Exercise description: Transcribe the listing that follows in full, omitting pictures.

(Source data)
※ ※ ※

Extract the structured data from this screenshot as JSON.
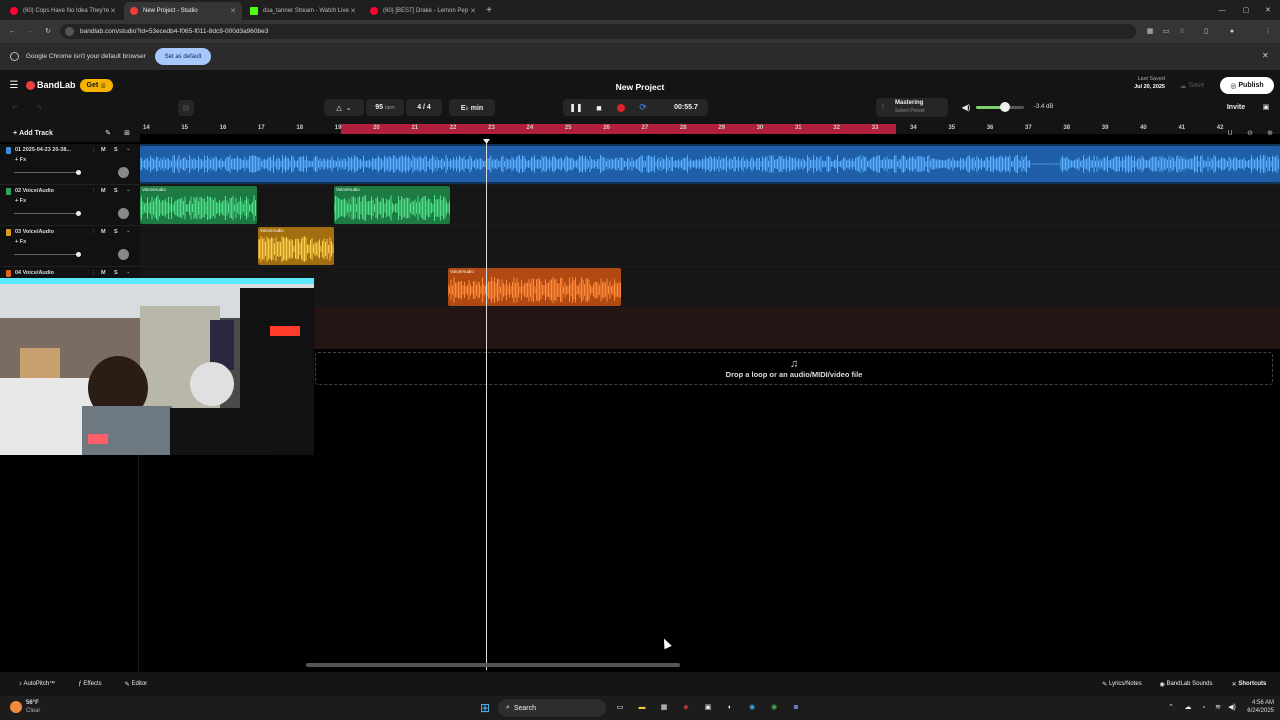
{
  "browser": {
    "tabs": [
      {
        "title": "(60) Cops Have No Idea They're",
        "icon": "youtube-icon",
        "color": "#ff0033",
        "active": false
      },
      {
        "title": "New Project - Studio",
        "icon": "bandlab-icon",
        "color": "#f13c3c",
        "active": true
      },
      {
        "title": "dsa_tanner Stream - Watch Live",
        "icon": "kick-icon",
        "color": "#53fc18",
        "active": false
      },
      {
        "title": "(60) [BEST] Drake - Lemon Pep",
        "icon": "youtube-icon",
        "color": "#ff0033",
        "active": false
      }
    ],
    "url": "bandlab.com/studio?id=53ecedb4-f065-f011-8dc9-000d3a960be3",
    "infobar_text": "Google Chrome isn't your default browser",
    "infobar_button": "Set as default"
  },
  "studio": {
    "logo": "BandLab",
    "get_label": "Get",
    "project_title": "New Project",
    "last_saved_label": "Last Saved",
    "last_saved_date": "Jul 20, 2025",
    "save_label": "Save",
    "publish_label": "Publish",
    "invite_label": "Invite",
    "bpm": "95",
    "bpm_unit": "bpm",
    "time_signature": "4 / 4",
    "key": "E♭ min",
    "time": "00:55.7",
    "mastering_label": "Mastering",
    "mastering_sub": "Select Preset",
    "volume_db": "-3.4 dB",
    "volume_level": 0.6,
    "add_track_label": "Add Track",
    "drop_text": "Drop a loop or an audio/MIDI/video file"
  },
  "ruler": [
    "14",
    "15",
    "16",
    "17",
    "18",
    "19",
    "20",
    "21",
    "22",
    "23",
    "24",
    "25",
    "26",
    "27",
    "28",
    "29",
    "30",
    "31",
    "32",
    "33",
    "34",
    "35",
    "36",
    "37",
    "38",
    "39",
    "40",
    "41",
    "42"
  ],
  "tracks": [
    {
      "name": "01  2025-04-23 20-38...",
      "fx": "+ Fx",
      "color": "#3b8fe0",
      "m": "M",
      "s": "S"
    },
    {
      "name": "02  Voice/Audio",
      "fx": "+ Fx",
      "color": "#2aa85a",
      "m": "M",
      "s": "S"
    },
    {
      "name": "03  Voice/Audio",
      "fx": "+ Fx",
      "color": "#d99a1e",
      "m": "M",
      "s": "S"
    },
    {
      "name": "04  Voice/Audio",
      "fx": "+ Fx",
      "color": "#e0621c",
      "m": "M",
      "s": "S"
    }
  ],
  "clip_label": "Voice/Audio",
  "bottom": {
    "autopitch": "AutoPitch™",
    "effects": "Effects",
    "editor": "Editor",
    "lyrics": "Lyrics/Notes",
    "sounds": "BandLab Sounds",
    "shortcuts": "Shortcuts"
  },
  "taskbar": {
    "weather_temp": "56°F",
    "weather_desc": "Clear",
    "search": "Search",
    "time": "4:56 AM",
    "date": "6/24/2025"
  }
}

※ ※ ※

Task response:
Extract the structured data from this screenshot as JSON.
{
  "browser": {
    "tabs": [
      {
        "title": "(60) Cops Have No Idea They're",
        "icon": "youtube-icon",
        "color": "#ff0033",
        "active": false
      },
      {
        "title": "New Project - Studio",
        "icon": "bandlab-icon",
        "color": "#f13c3c",
        "active": true
      },
      {
        "title": "dsa_tanner Stream - Watch Live",
        "icon": "kick-icon",
        "color": "#53fc18",
        "active": false
      },
      {
        "title": "(60) [BEST] Drake - Lemon Pep",
        "icon": "youtube-icon",
        "color": "#ff0033",
        "active": false
      }
    ],
    "url": "bandlab.com/studio?id=53ecedb4-f065-f011-8dc9-000d3a960be3",
    "infobar_text": "Google Chrome isn't your default browser",
    "infobar_button": "Set as default"
  },
  "studio": {
    "logo": "BandLab",
    "get_label": "Get",
    "project_title": "New Project",
    "last_saved_label": "Last Saved",
    "last_saved_date": "Jul 20, 2025",
    "save_label": "Save",
    "publish_label": "Publish",
    "invite_label": "Invite",
    "bpm": "95",
    "bpm_unit": "bpm",
    "time_signature": "4 / 4",
    "key": "E♭ min",
    "time": "00:55.7",
    "mastering_label": "Mastering",
    "mastering_sub": "Select Preset",
    "volume_db": "-3.4 dB",
    "volume_level": 0.6,
    "add_track_label": "Add Track",
    "drop_text": "Drop a loop or an audio/MIDI/video file"
  },
  "ruler": [
    "14",
    "15",
    "16",
    "17",
    "18",
    "19",
    "20",
    "21",
    "22",
    "23",
    "24",
    "25",
    "26",
    "27",
    "28",
    "29",
    "30",
    "31",
    "32",
    "33",
    "34",
    "35",
    "36",
    "37",
    "38",
    "39",
    "40",
    "41",
    "42"
  ],
  "tracks": [
    {
      "name": "01  2025-04-23 20-38...",
      "fx": "+ Fx",
      "color": "#3b8fe0",
      "m": "M",
      "s": "S"
    },
    {
      "name": "02  Voice/Audio",
      "fx": "+ Fx",
      "color": "#2aa85a",
      "m": "M",
      "s": "S"
    },
    {
      "name": "03  Voice/Audio",
      "fx": "+ Fx",
      "color": "#d99a1e",
      "m": "M",
      "s": "S"
    },
    {
      "name": "04  Voice/Audio",
      "fx": "+ Fx",
      "color": "#e0621c",
      "m": "M",
      "s": "S"
    }
  ],
  "clip_label": "Voice/Audio",
  "bottom": {
    "autopitch": "AutoPitch™",
    "effects": "Effects",
    "editor": "Editor",
    "lyrics": "Lyrics/Notes",
    "sounds": "BandLab Sounds",
    "shortcuts": "Shortcuts"
  },
  "taskbar": {
    "weather_temp": "56°F",
    "weather_desc": "Clear",
    "search": "Search",
    "time": "4:56 AM",
    "date": "6/24/2025"
  }
}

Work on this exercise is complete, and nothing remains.